(Transcription dataset entries)

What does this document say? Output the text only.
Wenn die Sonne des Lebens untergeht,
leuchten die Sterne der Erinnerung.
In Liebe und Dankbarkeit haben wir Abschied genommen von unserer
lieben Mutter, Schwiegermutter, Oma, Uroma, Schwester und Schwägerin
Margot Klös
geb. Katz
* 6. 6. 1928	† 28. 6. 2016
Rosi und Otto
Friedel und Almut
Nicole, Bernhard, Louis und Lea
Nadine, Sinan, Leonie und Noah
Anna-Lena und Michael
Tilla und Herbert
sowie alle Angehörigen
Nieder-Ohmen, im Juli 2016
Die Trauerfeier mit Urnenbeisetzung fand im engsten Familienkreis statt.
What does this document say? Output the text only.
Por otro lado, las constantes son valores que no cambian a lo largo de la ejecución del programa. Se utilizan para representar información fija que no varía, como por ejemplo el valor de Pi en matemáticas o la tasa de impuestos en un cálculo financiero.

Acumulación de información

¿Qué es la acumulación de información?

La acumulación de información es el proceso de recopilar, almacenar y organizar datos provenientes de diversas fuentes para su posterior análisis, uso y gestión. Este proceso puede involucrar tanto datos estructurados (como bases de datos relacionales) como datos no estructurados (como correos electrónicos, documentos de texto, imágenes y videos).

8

● **WHAT YOU ARE ASKED TO DO**
Reproduce the records above exactly as they appear.

● **RESULT BELOW**
What does this document say? Output the text only.
Wenn die Sonne des Lebens untergeht,
leuchten die Sterne der Erinnerung.
In Liebe und Dankbarkeit haben wir Abschied genommen von unserer
lieben Mutter, Schwiegermutter, Oma, Uroma, Schwester und Schwägerin
Margot Klös
geb. Katz
* 6. 6. 1928	† 28. 6. 2016
Rosi und Otto
Friedel und Almut
Nicole, Bernhard, Louis und Lea
Nadine, Sinan, Leonie und Noah
Anna-Lena und Michael
Tilla und Herbert
sowie alle Angehörigen
Nieder-Ohmen, im Juli 2016
Die Trauerfeier mit Urnenbeisetzung fand im engsten Familienkreis statt.
What does this document say? Output the text only.
Por otro lado, las constantes son valores que no cambian a lo largo de la ejecución del programa. Se utilizan para representar información fija que no varía, como por ejemplo el valor de Pi en matemáticas o la tasa de impuestos en un cálculo financiero.

Acumulación de información

¿Qué es la acumulación de información?

La acumulación de información es el proceso de recopilar, almacenar y organizar datos provenientes de diversas fuentes para su posterior análisis, uso y gestión. Este proceso puede involucrar tanto datos estructurados (como bases de datos relacionales) como datos no estructurados (como correos electrónicos, documentos de texto, imágenes y videos).

8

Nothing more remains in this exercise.